> **Given instruction**:
Print every entry exactly as written.

> **Dataset records**:
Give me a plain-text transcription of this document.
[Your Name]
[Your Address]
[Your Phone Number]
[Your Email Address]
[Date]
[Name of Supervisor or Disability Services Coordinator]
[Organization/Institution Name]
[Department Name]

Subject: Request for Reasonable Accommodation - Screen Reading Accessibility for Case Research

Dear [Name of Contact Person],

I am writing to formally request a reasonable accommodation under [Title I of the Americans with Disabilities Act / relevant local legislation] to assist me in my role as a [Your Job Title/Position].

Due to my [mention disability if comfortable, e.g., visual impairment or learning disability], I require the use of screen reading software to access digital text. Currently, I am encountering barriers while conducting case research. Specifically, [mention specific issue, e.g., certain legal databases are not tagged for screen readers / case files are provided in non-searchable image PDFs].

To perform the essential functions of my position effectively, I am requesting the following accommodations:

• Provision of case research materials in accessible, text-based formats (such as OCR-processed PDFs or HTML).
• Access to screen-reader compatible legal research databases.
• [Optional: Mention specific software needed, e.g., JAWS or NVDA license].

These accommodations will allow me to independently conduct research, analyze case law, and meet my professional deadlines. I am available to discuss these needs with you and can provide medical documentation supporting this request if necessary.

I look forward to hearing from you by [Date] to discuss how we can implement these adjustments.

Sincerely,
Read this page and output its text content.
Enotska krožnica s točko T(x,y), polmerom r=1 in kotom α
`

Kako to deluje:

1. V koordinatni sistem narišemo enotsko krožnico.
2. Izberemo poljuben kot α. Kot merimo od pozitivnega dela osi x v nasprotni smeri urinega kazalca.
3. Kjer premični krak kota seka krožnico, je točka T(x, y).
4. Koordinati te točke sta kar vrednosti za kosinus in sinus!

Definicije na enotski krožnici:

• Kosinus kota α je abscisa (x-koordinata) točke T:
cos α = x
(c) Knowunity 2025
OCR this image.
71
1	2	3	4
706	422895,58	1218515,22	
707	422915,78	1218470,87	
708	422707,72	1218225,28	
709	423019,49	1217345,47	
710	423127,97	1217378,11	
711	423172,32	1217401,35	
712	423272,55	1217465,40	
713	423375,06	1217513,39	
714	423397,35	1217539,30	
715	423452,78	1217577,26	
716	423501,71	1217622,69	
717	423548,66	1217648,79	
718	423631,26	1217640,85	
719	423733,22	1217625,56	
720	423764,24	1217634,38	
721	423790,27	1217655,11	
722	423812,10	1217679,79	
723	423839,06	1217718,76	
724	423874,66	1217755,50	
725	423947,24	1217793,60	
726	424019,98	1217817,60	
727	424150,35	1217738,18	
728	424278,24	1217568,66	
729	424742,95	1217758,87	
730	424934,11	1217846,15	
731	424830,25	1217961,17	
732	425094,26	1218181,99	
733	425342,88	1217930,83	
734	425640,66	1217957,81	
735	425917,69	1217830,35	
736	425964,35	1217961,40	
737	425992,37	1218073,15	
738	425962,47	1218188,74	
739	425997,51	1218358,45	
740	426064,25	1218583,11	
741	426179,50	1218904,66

> **Finished exercise**:
Give me a plain-text transcription of this document.
[Your Name]
[Your Address]
[Your Phone Number]
[Your Email Address]
[Date]
[Name of Supervisor or Disability Services Coordinator]
[Organization/Institution Name]
[Department Name]

Subject: Request for Reasonable Accommodation - Screen Reading Accessibility for Case Research

Dear [Name of Contact Person],

I am writing to formally request a reasonable accommodation under [Title I of the Americans with Disabilities Act / relevant local legislation] to assist me in my role as a [Your Job Title/Position].

Due to my [mention disability if comfortable, e.g., visual impairment or learning disability], I require the use of screen reading software to access digital text. Currently, I am encountering barriers while conducting case research. Specifically, [mention specific issue, e.g., certain legal databases are not tagged for screen readers / case files are provided in non-searchable image PDFs].

To perform the essential functions of my position effectively, I am requesting the following accommodations:

• Provision of case research materials in accessible, text-based formats (such as OCR-processed PDFs or HTML).
• Access to screen-reader compatible legal research databases.
• [Optional: Mention specific software needed, e.g., JAWS or NVDA license].

These accommodations will allow me to independently conduct research, analyze case law, and meet my professional deadlines. I am available to discuss these needs with you and can provide medical documentation supporting this request if necessary.

I look forward to hearing from you by [Date] to discuss how we can implement these adjustments.

Sincerely,
Read this page and output its text content.
Enotska krožnica s točko T(x,y), polmerom r=1 in kotom α
`

Kako to deluje:

1. V koordinatni sistem narišemo enotsko krožnico.
2. Izberemo poljuben kot α. Kot merimo od pozitivnega dela osi x v nasprotni smeri urinega kazalca.
3. Kjer premični krak kota seka krožnico, je točka T(x, y).
4. Koordinati te točke sta kar vrednosti za kosinus in sinus!

Definicije na enotski krožnici:

• Kosinus kota α je abscisa (x-koordinata) točke T:
cos α = x
(c) Knowunity 2025
OCR this image.
71
1	2	3	4
706	422895,58	1218515,22	
707	422915,78	1218470,87	
708	422707,72	1218225,28	
709	423019,49	1217345,47	
710	423127,97	1217378,11	
711	423172,32	1217401,35	
712	423272,55	1217465,40	
713	423375,06	1217513,39	
714	423397,35	1217539,30	
715	423452,78	1217577,26	
716	423501,71	1217622,69	
717	423548,66	1217648,79	
718	423631,26	1217640,85	
719	423733,22	1217625,56	
720	423764,24	1217634,38	
721	423790,27	1217655,11	
722	423812,10	1217679,79	
723	423839,06	1217718,76	
724	423874,66	1217755,50	
725	423947,24	1217793,60	
726	424019,98	1217817,60	
727	424150,35	1217738,18	
728	424278,24	1217568,66	
729	424742,95	1217758,87	
730	424934,11	1217846,15	
731	424830,25	1217961,17	
732	425094,26	1218181,99	
733	425342,88	1217930,83	
734	425640,66	1217957,81	
735	425917,69	1217830,35	
736	425964,35	1217961,40	
737	425992,37	1218073,15	
738	425962,47	1218188,74	
739	425997,51	1218358,45	
740	426064,25	1218583,11	
741	426179,50	1218904,66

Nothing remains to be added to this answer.